= To do =
Check each line of the material below for "присоединение", then copy the ones that contain it.

----- Given entries -----

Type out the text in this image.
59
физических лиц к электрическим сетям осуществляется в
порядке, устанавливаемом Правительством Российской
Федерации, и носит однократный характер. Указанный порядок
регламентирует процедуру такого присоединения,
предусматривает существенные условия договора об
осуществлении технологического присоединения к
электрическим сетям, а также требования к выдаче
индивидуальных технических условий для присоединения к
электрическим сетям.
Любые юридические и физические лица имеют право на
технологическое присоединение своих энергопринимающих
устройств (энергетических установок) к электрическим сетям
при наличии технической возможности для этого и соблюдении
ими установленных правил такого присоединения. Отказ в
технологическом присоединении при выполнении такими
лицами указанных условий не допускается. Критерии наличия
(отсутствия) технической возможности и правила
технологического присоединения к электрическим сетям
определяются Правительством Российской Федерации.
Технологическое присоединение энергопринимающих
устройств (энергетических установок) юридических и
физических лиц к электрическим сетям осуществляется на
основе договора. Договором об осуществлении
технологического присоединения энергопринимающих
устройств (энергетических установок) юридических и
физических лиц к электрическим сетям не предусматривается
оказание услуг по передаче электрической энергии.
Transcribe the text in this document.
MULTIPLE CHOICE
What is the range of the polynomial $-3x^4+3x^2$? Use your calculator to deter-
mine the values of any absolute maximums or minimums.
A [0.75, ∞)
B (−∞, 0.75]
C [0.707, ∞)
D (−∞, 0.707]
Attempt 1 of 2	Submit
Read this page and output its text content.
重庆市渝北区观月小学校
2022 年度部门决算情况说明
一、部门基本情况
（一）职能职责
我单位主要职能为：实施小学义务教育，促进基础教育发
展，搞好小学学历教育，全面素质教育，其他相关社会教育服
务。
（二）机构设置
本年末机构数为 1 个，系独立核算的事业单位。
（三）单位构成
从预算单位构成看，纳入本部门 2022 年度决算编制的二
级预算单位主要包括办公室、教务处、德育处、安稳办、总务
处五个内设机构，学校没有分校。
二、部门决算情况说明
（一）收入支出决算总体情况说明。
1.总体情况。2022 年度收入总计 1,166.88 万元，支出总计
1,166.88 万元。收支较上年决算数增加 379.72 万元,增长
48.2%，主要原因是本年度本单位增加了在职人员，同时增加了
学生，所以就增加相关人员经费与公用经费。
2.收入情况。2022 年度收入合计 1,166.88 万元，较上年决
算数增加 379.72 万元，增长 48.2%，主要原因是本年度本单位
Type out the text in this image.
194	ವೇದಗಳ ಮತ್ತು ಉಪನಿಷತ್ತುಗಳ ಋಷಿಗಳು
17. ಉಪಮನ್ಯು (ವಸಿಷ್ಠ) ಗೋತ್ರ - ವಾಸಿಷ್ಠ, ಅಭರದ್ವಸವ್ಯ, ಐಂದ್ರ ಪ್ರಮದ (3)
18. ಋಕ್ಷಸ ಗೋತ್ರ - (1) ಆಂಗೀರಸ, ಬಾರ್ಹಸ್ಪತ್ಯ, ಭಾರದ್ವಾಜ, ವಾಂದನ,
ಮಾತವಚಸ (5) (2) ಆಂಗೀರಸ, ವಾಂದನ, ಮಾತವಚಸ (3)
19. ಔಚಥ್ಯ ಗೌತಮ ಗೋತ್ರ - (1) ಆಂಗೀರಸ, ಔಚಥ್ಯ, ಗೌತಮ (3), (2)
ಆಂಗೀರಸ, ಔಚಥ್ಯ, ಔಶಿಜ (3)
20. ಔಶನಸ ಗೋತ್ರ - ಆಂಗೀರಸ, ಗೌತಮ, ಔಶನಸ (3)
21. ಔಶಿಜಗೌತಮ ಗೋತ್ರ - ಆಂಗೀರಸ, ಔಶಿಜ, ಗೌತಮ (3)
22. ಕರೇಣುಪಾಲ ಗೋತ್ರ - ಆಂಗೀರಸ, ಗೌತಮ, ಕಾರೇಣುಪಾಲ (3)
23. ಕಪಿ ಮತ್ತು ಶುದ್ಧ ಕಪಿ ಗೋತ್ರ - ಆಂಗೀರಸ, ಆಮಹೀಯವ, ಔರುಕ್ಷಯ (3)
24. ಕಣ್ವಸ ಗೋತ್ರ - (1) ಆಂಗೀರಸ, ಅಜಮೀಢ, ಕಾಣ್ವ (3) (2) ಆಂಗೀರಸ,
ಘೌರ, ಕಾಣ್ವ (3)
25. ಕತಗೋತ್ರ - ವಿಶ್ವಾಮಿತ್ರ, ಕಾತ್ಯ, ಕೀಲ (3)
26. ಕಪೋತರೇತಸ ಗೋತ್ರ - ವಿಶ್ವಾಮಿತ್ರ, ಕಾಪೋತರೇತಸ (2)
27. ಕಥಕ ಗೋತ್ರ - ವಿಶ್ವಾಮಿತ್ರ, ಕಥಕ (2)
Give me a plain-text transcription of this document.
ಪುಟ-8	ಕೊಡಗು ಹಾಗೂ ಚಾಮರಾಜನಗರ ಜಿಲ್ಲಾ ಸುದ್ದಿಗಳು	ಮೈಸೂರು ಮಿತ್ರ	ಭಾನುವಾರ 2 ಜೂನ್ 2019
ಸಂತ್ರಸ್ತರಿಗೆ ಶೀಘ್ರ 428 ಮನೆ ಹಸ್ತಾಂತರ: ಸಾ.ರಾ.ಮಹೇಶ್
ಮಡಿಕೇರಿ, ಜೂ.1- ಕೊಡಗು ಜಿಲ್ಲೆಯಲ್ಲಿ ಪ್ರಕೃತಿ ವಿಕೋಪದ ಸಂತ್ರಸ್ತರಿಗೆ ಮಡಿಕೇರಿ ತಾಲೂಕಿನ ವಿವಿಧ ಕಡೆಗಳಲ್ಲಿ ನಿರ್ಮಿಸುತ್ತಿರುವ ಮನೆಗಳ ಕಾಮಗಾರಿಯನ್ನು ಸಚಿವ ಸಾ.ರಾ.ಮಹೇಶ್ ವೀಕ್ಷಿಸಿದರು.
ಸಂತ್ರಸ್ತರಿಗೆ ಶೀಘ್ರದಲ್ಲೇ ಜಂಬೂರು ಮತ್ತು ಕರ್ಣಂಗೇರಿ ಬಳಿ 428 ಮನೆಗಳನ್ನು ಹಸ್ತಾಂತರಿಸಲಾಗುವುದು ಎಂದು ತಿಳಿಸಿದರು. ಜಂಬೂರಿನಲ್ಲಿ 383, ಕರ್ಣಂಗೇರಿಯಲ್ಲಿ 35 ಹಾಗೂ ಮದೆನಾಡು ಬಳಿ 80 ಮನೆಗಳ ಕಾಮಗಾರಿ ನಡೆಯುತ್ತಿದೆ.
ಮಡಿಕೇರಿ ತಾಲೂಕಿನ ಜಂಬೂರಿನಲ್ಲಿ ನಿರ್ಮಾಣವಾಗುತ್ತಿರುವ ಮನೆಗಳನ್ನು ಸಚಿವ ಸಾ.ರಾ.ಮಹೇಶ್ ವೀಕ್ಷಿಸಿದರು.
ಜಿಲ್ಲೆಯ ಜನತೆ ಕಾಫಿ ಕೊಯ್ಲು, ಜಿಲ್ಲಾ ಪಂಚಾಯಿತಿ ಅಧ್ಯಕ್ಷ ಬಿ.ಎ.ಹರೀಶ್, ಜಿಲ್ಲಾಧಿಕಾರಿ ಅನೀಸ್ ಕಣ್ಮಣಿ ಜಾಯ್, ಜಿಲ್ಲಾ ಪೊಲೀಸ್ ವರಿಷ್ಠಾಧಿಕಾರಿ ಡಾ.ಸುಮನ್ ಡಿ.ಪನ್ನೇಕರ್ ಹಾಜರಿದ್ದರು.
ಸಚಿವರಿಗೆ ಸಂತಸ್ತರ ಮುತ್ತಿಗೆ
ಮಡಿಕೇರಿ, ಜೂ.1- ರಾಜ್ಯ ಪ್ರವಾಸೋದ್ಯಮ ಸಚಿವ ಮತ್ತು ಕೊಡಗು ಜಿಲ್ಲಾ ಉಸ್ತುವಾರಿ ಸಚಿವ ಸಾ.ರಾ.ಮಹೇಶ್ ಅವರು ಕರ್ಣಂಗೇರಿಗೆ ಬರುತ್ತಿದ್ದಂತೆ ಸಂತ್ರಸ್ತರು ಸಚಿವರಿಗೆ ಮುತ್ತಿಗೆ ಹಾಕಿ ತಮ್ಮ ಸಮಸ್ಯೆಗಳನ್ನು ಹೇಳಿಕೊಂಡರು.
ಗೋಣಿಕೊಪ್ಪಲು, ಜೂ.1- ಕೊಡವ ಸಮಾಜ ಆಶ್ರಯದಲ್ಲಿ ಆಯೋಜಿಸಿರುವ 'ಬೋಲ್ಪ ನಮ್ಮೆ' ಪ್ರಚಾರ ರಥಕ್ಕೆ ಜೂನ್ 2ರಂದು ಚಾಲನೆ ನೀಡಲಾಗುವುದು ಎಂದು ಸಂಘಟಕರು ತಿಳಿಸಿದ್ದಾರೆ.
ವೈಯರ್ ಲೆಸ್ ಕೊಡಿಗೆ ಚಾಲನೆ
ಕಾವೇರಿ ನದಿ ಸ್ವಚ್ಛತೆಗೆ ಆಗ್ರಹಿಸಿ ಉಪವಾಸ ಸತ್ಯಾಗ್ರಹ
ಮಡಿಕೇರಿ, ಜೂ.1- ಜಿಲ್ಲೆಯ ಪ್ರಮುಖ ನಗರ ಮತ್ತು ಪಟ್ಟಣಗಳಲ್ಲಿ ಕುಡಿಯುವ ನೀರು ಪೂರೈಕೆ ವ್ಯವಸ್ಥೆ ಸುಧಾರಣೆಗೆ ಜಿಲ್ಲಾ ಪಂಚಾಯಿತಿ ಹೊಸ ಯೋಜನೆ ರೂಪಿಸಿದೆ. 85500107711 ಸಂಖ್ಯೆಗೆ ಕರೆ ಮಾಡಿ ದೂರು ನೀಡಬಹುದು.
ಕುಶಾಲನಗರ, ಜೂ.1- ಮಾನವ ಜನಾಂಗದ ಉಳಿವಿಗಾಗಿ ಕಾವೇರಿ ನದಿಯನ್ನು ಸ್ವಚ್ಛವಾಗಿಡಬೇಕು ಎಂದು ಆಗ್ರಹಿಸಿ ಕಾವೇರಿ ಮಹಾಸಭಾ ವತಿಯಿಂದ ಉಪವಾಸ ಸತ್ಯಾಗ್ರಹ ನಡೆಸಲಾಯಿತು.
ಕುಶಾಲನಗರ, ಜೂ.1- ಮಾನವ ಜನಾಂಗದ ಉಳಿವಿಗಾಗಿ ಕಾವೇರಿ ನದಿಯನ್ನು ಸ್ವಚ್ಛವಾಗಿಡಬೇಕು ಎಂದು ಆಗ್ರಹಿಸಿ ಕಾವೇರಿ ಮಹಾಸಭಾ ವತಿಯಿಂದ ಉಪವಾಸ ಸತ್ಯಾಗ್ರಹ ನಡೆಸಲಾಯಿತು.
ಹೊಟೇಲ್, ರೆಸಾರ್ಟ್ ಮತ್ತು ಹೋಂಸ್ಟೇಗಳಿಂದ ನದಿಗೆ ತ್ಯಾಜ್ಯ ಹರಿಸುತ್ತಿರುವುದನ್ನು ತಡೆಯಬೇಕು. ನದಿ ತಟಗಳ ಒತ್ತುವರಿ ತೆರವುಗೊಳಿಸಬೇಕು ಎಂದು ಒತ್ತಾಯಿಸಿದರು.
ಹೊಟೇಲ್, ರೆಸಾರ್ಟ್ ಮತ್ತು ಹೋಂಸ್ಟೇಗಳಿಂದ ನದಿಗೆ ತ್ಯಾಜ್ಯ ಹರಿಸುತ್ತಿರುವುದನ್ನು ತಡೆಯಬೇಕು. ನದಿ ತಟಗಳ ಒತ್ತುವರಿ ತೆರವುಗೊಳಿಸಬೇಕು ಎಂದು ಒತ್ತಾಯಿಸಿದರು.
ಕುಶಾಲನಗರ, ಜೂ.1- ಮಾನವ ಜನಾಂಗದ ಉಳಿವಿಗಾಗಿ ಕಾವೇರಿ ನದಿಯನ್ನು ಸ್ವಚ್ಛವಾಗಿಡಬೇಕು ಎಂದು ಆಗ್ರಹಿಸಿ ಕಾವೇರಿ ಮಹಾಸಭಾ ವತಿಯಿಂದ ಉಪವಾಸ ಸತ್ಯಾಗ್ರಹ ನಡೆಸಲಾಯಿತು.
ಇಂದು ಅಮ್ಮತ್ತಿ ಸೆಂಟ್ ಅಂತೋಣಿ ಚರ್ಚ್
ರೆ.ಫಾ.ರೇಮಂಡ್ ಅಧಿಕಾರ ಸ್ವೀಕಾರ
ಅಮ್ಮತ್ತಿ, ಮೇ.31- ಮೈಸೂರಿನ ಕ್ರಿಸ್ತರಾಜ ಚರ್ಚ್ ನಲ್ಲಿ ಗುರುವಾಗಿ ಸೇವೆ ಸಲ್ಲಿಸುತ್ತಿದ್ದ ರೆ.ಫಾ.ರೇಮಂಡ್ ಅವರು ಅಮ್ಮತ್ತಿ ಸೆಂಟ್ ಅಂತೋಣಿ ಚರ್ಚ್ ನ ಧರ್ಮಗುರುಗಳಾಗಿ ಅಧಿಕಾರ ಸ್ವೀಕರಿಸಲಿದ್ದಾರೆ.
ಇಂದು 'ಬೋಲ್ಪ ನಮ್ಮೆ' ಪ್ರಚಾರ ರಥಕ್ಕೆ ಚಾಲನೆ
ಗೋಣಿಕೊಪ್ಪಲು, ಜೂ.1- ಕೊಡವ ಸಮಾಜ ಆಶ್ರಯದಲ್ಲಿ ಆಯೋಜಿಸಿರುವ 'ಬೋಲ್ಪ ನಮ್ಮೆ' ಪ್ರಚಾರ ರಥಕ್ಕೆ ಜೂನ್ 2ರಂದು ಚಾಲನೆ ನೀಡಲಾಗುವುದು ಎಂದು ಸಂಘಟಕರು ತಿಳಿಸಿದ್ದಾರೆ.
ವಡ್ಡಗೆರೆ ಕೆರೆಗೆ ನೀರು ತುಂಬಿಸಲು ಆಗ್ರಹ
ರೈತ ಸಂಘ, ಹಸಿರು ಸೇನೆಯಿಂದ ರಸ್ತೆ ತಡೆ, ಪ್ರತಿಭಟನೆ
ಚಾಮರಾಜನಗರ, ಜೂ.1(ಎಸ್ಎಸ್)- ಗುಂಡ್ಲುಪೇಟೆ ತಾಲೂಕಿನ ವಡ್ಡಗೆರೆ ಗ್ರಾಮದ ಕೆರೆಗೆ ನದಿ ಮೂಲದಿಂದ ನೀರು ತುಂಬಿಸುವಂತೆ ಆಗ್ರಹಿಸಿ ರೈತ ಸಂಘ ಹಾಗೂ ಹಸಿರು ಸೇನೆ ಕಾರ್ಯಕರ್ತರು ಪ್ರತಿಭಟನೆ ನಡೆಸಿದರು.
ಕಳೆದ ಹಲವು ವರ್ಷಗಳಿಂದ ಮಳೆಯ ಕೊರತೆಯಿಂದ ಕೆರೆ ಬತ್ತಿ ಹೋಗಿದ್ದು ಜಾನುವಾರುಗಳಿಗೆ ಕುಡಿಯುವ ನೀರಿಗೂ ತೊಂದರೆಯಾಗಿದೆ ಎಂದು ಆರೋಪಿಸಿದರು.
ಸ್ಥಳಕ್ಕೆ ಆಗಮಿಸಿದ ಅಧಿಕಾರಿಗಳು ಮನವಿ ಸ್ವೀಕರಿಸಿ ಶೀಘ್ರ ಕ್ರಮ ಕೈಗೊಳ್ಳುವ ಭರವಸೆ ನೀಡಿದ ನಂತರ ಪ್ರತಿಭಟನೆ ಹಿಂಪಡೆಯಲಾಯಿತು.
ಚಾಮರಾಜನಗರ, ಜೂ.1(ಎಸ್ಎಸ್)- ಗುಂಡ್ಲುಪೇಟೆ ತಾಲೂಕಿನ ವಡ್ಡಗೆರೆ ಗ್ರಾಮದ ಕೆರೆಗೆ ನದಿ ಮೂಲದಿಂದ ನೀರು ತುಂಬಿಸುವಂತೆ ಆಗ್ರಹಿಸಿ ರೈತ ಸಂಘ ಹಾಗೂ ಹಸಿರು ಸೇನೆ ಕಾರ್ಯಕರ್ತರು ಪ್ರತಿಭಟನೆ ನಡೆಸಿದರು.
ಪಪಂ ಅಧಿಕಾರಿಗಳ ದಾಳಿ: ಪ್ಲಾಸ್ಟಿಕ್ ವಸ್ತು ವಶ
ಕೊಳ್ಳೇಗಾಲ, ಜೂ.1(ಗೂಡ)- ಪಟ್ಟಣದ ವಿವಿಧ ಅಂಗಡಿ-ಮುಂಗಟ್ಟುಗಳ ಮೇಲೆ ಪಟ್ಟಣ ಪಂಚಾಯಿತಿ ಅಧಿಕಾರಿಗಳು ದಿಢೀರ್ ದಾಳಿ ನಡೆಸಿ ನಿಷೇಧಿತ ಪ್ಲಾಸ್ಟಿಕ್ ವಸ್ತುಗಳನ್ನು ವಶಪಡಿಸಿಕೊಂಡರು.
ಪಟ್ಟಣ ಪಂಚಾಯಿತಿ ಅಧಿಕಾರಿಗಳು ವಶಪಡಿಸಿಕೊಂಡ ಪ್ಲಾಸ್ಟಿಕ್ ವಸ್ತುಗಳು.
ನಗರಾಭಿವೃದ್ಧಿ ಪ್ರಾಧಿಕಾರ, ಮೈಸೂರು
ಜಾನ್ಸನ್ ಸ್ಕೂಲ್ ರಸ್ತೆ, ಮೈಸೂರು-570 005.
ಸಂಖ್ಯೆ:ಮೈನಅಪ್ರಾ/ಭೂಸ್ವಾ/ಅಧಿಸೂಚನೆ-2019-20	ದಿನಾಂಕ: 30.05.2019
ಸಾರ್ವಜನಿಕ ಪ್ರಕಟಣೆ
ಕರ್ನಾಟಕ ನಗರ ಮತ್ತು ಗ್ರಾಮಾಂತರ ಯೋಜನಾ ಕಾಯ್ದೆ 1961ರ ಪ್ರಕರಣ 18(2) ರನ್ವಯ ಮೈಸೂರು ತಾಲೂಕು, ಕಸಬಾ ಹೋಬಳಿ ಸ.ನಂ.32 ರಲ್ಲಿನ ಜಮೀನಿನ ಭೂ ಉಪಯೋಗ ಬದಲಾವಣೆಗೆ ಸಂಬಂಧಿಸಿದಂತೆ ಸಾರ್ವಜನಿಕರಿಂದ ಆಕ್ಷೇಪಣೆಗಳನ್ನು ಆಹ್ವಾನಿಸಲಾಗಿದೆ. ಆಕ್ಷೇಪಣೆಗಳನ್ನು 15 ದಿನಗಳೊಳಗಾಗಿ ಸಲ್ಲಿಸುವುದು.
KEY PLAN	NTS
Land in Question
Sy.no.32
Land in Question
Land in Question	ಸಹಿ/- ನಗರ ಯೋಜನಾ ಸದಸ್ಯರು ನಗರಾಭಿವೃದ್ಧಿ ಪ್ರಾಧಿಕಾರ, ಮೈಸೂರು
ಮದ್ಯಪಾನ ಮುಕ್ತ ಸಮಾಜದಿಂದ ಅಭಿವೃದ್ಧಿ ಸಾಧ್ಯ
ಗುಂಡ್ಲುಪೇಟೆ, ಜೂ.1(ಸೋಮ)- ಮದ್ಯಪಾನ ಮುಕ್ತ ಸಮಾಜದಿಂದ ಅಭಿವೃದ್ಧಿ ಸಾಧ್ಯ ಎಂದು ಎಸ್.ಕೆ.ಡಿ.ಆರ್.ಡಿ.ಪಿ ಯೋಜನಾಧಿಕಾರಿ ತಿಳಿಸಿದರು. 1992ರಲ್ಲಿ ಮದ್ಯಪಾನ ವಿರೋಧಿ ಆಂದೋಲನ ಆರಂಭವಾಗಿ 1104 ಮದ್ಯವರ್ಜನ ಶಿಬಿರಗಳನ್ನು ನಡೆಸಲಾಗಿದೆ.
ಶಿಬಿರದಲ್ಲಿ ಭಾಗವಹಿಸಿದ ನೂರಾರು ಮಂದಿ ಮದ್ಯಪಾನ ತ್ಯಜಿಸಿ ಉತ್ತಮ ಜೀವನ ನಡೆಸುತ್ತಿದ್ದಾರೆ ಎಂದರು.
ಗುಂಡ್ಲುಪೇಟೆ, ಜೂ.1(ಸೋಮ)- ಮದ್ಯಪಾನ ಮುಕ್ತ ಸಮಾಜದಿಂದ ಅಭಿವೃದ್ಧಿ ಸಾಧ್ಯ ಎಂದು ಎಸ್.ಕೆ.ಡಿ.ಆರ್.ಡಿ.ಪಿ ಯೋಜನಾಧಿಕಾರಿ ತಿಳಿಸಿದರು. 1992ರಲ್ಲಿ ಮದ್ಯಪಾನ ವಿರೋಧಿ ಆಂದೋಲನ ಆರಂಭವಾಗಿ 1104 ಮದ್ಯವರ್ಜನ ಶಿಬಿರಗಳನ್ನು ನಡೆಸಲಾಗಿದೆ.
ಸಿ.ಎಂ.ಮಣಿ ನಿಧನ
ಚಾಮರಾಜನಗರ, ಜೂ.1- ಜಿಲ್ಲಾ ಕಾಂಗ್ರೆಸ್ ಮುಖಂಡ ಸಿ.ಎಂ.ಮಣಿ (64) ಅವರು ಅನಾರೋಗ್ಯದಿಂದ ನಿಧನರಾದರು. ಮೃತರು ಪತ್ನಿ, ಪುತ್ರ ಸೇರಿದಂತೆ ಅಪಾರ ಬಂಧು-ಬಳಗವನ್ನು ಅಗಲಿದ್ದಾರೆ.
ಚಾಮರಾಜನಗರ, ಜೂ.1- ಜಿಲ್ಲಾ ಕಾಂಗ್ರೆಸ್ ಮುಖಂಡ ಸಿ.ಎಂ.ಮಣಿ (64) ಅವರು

-----

= Response to the task =
технологическое присоединение своих энергопринимающих
Технологическое присоединение энергопринимающих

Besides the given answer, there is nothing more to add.